**RECORD EXTRACTS:**
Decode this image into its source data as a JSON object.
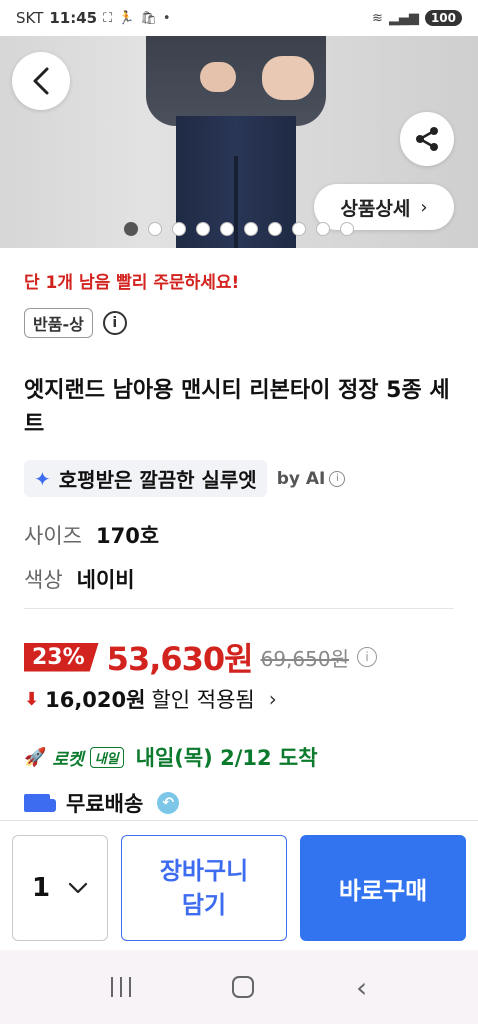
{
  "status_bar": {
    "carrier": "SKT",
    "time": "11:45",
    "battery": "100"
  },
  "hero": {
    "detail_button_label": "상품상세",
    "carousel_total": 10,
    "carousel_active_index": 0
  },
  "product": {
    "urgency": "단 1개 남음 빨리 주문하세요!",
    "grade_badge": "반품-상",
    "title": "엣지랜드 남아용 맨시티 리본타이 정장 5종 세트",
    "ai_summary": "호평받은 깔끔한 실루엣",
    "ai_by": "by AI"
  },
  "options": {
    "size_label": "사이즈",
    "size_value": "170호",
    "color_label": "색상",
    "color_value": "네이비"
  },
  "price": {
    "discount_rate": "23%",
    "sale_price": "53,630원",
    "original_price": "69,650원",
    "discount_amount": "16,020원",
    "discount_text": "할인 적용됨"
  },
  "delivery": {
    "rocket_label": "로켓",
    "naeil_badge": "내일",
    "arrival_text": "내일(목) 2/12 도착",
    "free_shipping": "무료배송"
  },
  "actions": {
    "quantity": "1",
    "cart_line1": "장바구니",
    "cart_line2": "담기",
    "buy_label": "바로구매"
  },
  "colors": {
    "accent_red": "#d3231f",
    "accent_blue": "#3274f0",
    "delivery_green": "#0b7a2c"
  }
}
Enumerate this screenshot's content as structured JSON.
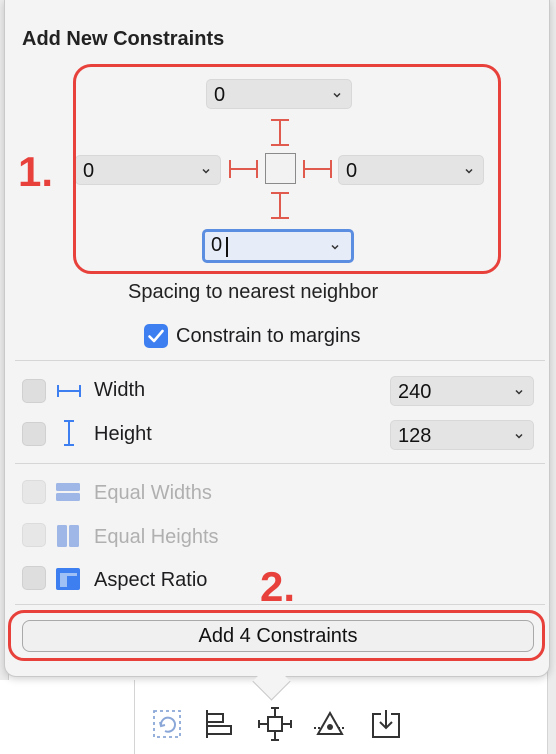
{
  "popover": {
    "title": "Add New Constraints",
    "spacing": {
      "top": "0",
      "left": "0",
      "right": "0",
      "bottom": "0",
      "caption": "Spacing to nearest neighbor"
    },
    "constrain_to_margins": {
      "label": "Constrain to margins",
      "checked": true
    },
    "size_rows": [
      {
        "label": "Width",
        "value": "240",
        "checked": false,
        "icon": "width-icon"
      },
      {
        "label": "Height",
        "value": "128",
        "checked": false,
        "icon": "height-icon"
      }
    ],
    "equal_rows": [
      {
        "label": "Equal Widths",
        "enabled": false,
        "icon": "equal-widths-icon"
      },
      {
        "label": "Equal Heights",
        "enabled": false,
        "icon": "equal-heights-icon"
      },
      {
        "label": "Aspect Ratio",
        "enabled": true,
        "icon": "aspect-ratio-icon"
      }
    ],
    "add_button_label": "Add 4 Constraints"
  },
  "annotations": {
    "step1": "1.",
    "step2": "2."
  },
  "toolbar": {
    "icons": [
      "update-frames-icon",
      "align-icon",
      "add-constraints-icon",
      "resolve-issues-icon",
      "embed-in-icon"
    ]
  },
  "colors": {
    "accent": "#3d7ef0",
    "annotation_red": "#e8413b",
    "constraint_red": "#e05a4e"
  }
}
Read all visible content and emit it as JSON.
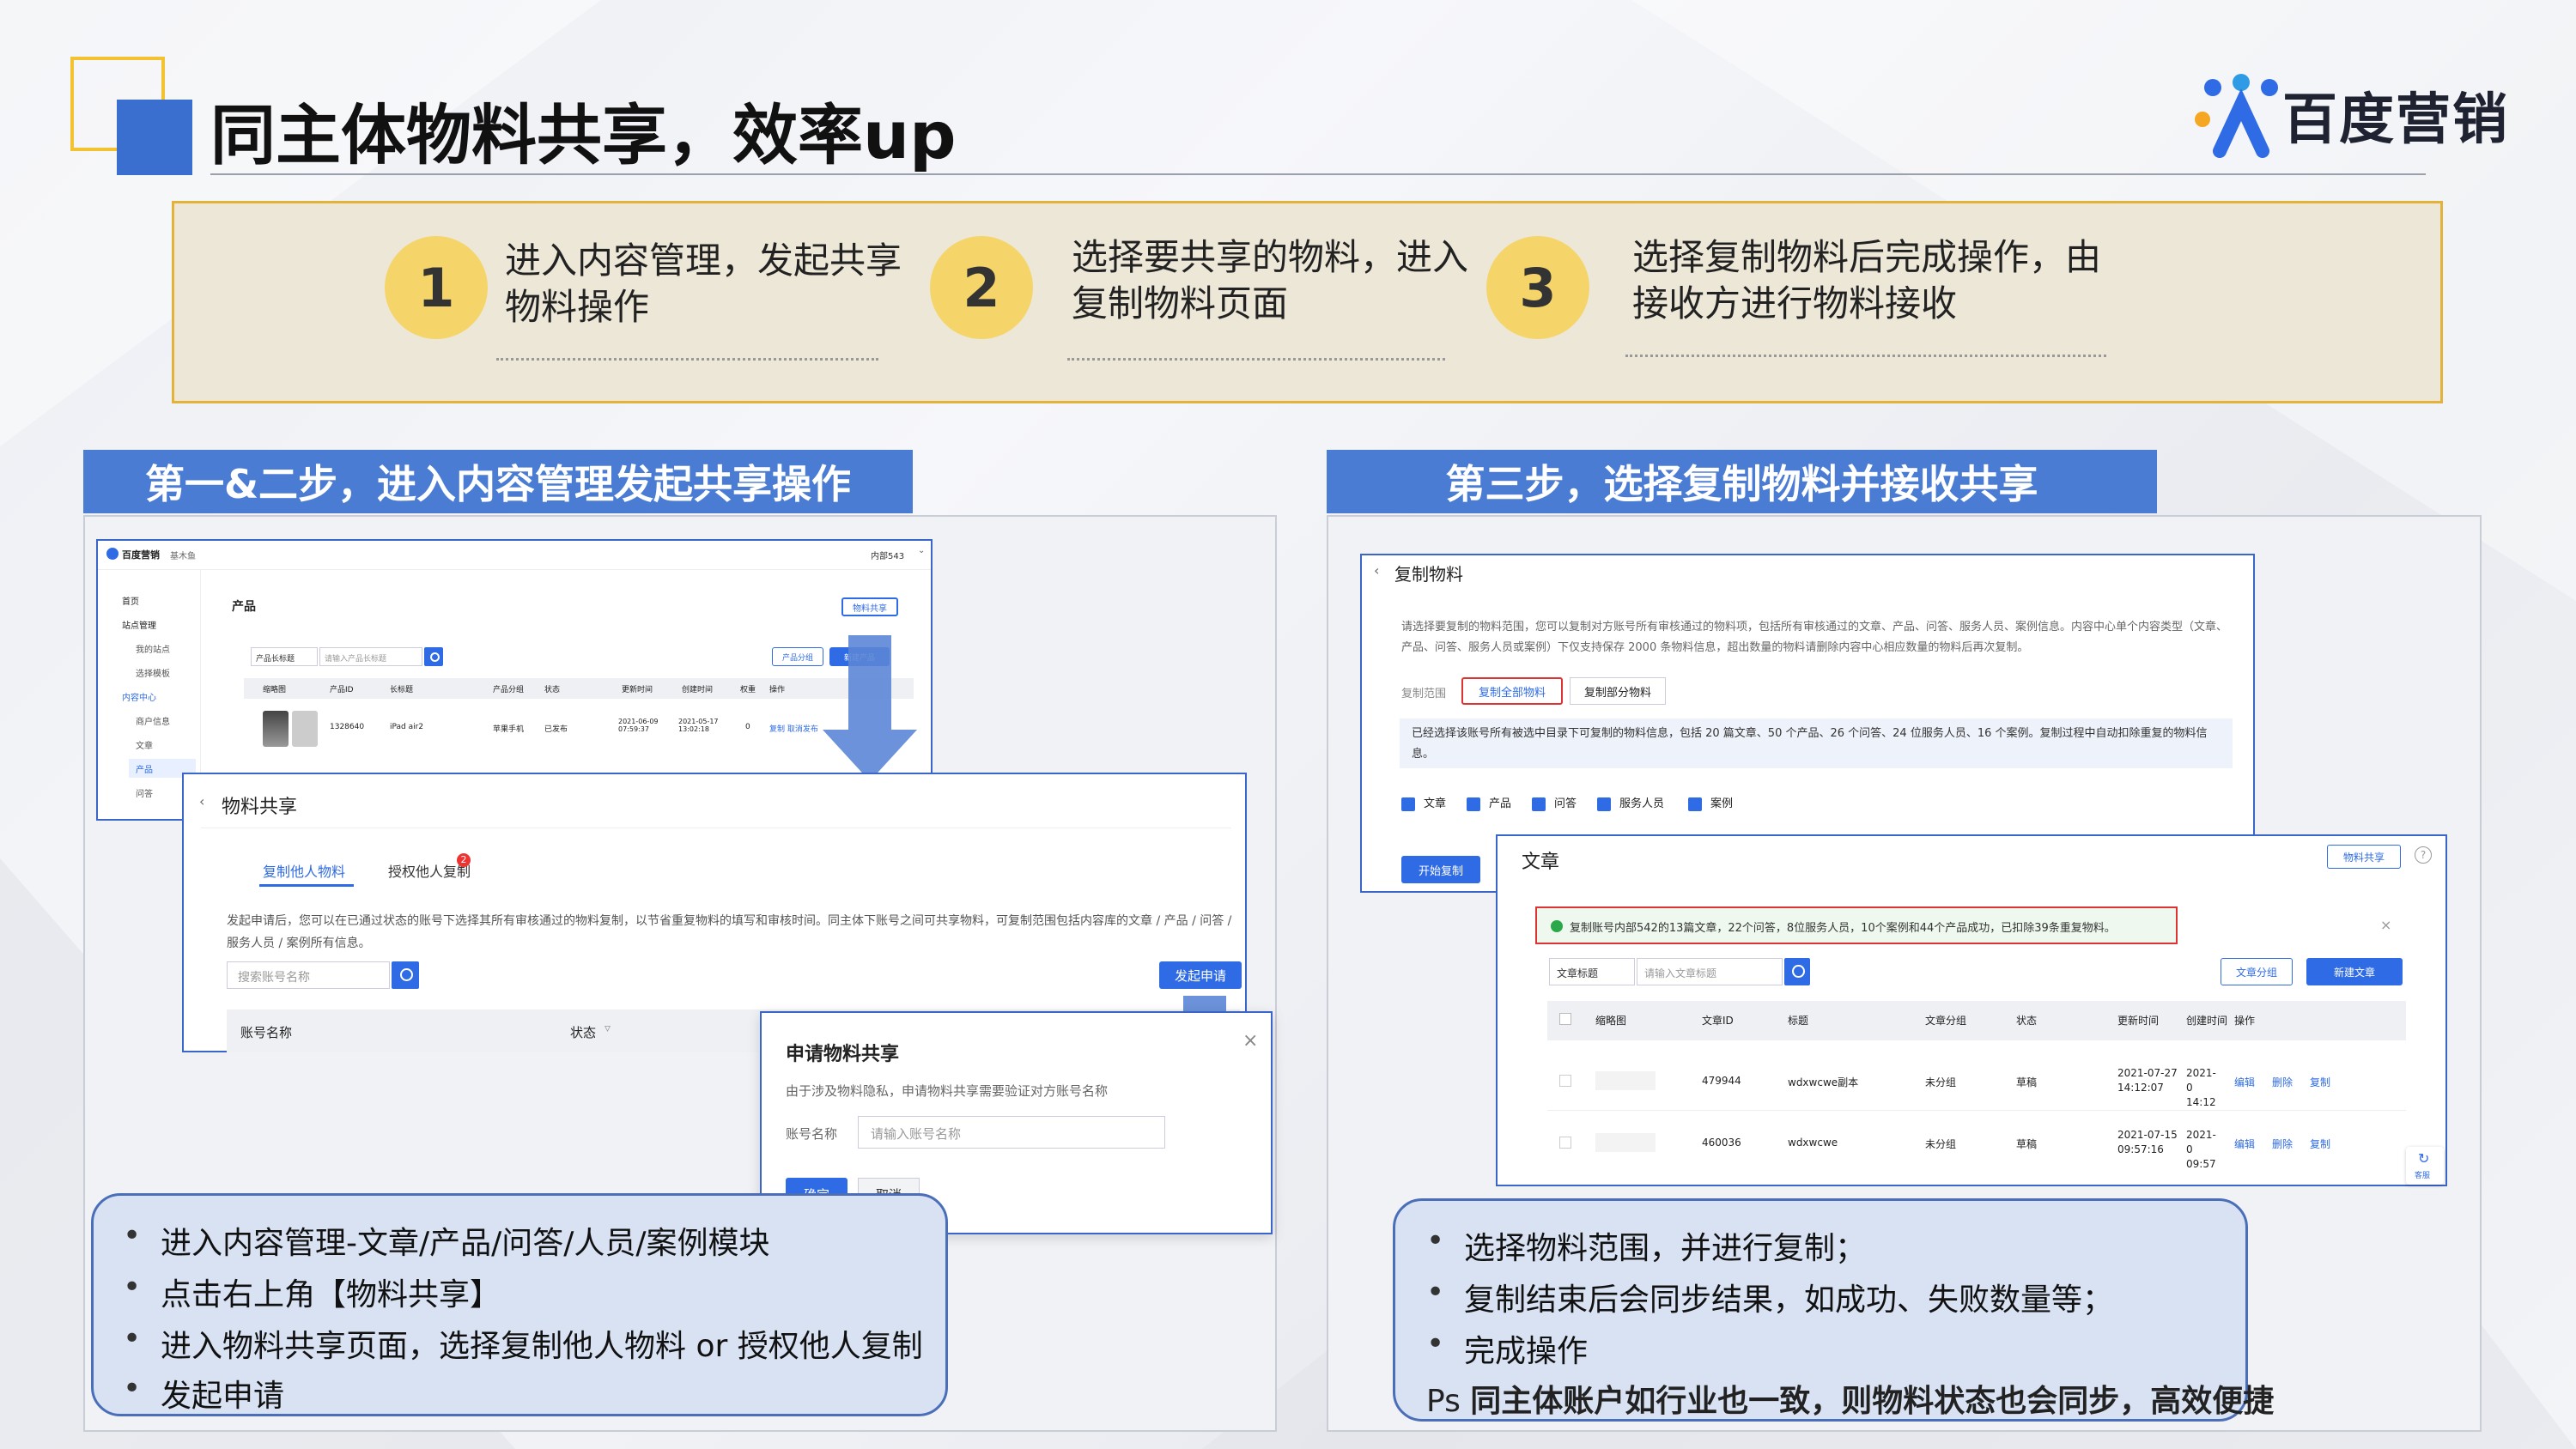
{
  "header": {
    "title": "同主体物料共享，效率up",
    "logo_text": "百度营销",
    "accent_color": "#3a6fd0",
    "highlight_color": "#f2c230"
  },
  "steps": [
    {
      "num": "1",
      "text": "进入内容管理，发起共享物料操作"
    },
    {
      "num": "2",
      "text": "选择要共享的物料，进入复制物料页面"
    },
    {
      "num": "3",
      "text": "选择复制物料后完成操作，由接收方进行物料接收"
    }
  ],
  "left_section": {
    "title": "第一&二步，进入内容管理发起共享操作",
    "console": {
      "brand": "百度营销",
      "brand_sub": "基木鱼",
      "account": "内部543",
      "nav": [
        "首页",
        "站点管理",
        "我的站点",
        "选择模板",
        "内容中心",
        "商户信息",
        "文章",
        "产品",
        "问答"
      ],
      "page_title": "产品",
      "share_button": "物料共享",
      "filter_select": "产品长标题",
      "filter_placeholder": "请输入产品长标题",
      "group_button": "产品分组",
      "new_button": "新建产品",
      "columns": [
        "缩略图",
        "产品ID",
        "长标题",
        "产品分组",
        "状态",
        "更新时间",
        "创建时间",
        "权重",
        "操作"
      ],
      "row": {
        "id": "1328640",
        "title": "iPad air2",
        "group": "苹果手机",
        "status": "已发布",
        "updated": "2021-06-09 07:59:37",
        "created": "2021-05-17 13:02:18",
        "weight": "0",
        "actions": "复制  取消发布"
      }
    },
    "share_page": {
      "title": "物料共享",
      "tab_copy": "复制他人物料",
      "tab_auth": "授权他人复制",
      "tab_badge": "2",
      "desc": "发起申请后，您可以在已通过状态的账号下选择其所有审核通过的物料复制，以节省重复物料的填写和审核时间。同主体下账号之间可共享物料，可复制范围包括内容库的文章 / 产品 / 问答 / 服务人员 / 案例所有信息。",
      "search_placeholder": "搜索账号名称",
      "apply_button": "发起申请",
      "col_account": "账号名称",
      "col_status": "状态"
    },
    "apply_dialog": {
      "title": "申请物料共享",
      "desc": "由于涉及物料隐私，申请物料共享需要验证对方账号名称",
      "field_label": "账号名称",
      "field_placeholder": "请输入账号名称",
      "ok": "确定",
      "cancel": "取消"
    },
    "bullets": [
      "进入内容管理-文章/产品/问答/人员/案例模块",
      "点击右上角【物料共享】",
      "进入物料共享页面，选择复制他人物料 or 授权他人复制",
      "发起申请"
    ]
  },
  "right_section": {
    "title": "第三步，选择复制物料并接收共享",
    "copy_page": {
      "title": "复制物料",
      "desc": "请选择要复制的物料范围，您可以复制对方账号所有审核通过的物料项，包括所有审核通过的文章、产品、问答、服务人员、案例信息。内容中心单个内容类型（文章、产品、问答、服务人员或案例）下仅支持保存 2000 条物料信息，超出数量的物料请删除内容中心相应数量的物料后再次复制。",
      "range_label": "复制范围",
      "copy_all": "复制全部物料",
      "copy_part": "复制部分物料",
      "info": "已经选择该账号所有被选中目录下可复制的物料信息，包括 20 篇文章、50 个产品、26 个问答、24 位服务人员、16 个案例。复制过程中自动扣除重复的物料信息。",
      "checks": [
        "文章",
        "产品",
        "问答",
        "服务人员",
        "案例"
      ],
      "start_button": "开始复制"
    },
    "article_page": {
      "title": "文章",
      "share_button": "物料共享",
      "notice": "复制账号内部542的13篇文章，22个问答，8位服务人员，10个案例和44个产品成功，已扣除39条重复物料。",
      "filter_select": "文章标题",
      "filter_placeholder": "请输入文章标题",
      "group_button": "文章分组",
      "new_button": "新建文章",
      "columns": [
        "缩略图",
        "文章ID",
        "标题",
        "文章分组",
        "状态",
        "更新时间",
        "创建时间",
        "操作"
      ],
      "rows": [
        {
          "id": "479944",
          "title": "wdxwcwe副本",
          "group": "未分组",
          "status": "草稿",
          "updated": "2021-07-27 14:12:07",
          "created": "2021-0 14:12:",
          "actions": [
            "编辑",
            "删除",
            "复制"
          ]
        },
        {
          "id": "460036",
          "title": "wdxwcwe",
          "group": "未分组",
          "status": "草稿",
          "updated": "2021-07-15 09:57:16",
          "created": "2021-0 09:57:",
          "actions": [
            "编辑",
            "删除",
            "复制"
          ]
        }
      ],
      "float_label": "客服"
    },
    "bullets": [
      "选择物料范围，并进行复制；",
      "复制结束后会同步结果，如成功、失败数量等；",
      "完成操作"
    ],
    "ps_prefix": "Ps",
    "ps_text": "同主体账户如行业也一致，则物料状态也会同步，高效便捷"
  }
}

...

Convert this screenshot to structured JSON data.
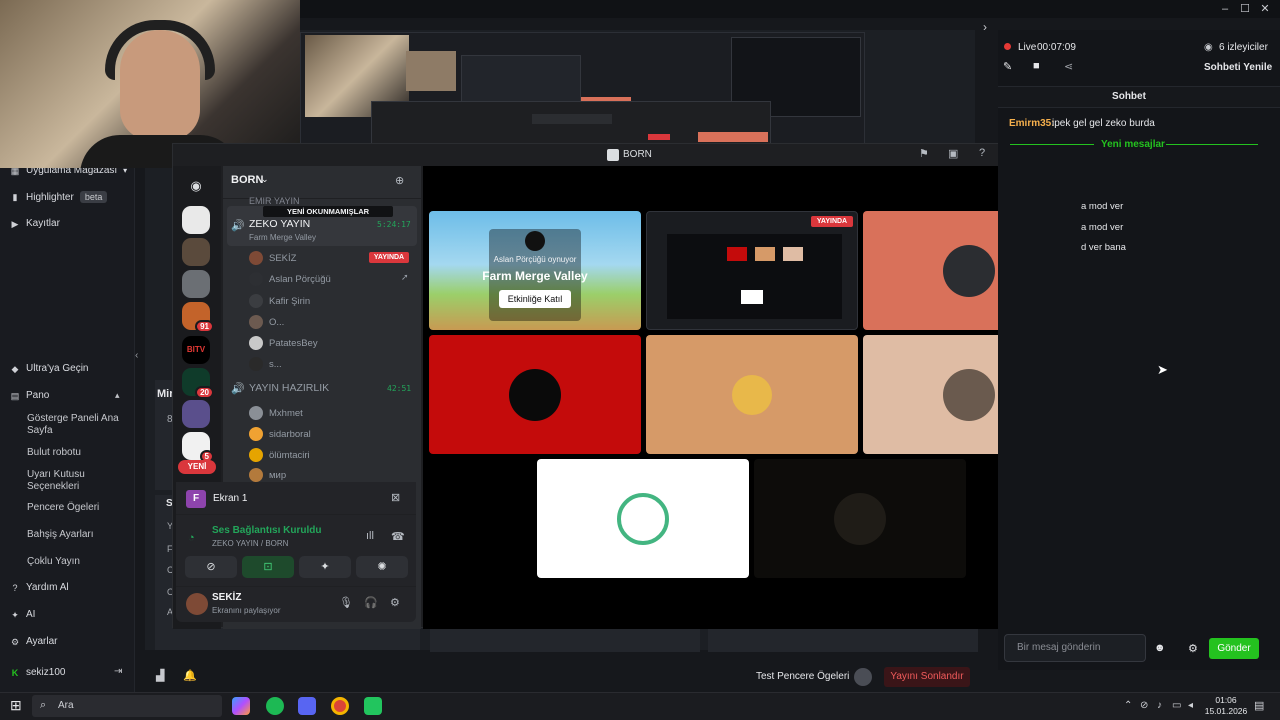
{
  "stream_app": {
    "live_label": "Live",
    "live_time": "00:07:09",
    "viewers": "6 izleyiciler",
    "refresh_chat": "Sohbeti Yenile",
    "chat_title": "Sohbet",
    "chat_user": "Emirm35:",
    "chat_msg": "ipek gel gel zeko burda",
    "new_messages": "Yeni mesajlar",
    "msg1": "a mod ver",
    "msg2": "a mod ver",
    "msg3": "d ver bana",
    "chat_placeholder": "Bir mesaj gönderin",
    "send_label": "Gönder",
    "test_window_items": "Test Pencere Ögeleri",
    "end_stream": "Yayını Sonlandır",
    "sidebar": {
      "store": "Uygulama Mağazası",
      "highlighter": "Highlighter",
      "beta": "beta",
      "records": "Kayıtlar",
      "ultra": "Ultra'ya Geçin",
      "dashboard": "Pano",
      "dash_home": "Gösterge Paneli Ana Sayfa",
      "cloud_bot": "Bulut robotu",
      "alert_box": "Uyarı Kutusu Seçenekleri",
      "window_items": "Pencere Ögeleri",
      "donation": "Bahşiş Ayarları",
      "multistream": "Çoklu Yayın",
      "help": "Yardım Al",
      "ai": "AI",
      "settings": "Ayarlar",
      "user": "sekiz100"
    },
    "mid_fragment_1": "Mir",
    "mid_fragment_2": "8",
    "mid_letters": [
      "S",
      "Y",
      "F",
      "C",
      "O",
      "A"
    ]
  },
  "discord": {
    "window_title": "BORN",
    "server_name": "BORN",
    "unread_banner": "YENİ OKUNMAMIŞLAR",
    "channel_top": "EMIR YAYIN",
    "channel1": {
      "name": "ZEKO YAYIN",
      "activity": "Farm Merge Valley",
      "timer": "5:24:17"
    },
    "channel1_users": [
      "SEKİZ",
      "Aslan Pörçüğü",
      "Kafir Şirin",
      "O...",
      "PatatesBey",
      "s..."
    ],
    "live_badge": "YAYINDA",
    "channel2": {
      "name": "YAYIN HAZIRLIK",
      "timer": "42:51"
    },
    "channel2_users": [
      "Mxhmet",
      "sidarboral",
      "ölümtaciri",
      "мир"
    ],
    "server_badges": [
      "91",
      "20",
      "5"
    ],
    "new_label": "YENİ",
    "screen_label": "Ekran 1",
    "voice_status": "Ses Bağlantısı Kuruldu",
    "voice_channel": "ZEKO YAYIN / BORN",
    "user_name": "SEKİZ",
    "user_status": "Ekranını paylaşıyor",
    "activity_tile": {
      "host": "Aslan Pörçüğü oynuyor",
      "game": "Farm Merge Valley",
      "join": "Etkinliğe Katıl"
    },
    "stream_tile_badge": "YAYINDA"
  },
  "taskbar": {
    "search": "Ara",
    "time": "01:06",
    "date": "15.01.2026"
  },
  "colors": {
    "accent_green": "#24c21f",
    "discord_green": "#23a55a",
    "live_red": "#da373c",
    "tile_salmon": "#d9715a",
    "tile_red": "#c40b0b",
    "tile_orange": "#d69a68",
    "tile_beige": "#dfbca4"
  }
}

* * *

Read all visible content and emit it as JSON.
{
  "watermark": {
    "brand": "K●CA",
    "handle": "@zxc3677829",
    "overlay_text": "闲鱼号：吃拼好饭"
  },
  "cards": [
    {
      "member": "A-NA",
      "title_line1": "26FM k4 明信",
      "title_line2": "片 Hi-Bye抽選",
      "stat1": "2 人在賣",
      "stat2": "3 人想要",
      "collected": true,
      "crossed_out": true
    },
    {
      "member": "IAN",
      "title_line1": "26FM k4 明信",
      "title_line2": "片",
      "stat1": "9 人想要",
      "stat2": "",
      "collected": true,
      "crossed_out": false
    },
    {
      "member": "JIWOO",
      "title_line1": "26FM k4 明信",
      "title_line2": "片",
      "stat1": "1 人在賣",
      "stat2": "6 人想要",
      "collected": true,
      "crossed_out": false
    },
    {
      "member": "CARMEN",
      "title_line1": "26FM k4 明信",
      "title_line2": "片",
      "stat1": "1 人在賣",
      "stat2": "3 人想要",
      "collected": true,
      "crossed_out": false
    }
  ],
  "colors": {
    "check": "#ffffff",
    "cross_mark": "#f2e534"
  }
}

**EXERCISE AIM:** Find how many lines include the string "Farm" and report that number alone.

**RESPONSE BELOW:** 2